▶ [Task details]
Pick out every line in the data below that holds "S₁sinα".

▶ [Material shown]
╔══
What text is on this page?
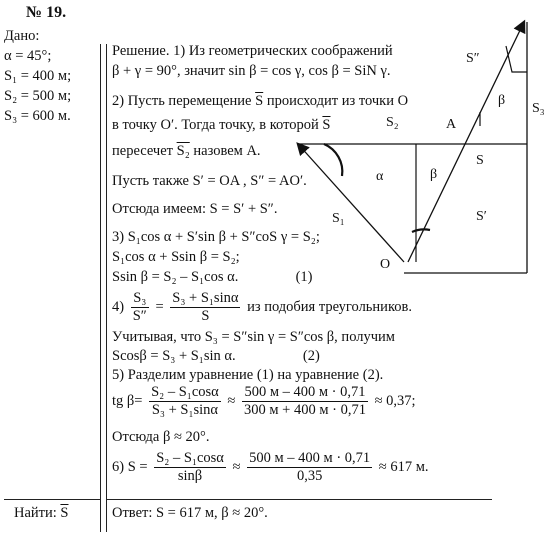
№ 19.
Дано:
α = 45°;
S₁ = 400 м;
S₂ = 500 м;
S₃ = 600 м.
Найти: $\overline{S}$
Решение. 1) Из геометрических соображений
β + γ = 90°, значит sin β = cos γ, cos β = SiN γ.
2) Пусть перемещение $\overline{S}$ происходит из точки O
в точку O′. Тогда точку, в которой $\overline{S}$
пересечет S₂ назовем А.
Пусть также S′ = OA , S″ = AO′.
Отсюда имеем: S = S′ + S″.
3) S₁cos α + S′sin β + S″coS γ = S₂;
S₁cos α + Ssin β = S₂;
Ssin β = S₂ – S₁cos α.	(1)
$4) \frac{\text{S₃}}{S''} = \frac{\text{S₃ + S₁sinα}}{S}$ из подобия треугольников.
Учитывая, что S₃ = S″sin γ = S″cos β, получим
Scosβ = S₃ + S₁sin α.	(2)
5) Разделим уравнение (1) на уравнение (2).
tg $\beta= \frac{\text{S₂ – S₁cosα}}{\text{S₃ + S₁sinα}} \approx \frac{500 м - 400 м \cdot 0,71}{300 м + 400 м \cdot 0,71} \approx 0,37$;
Отсюда β ≈ 20°.
6) $S = \frac{\text{S₂ – S₁cosα}}{\sin\beta} \approx \frac{500 м - 400 м \cdot 0,71}{0,35} \approx 617$ м.
Ответ: S = 617 м, β ≈ 20°.
S″
S₂	A
β
S₃
S
α	β
S′
S₁
O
╚══
▶ [Written response]
$4) \frac{\text{S₃}}{S''} = \frac{\text{S₃ + S₁sinα}}{S}$ из подобия треугольников.
tg $\beta= \frac{\text{S₂ – S₁cosα}}{\text{S₃ + S₁sinα}} \approx \frac{500 м - 400 м \cdot 0,71}{300 м + 400 м \cdot 0,71} \approx 0,37$;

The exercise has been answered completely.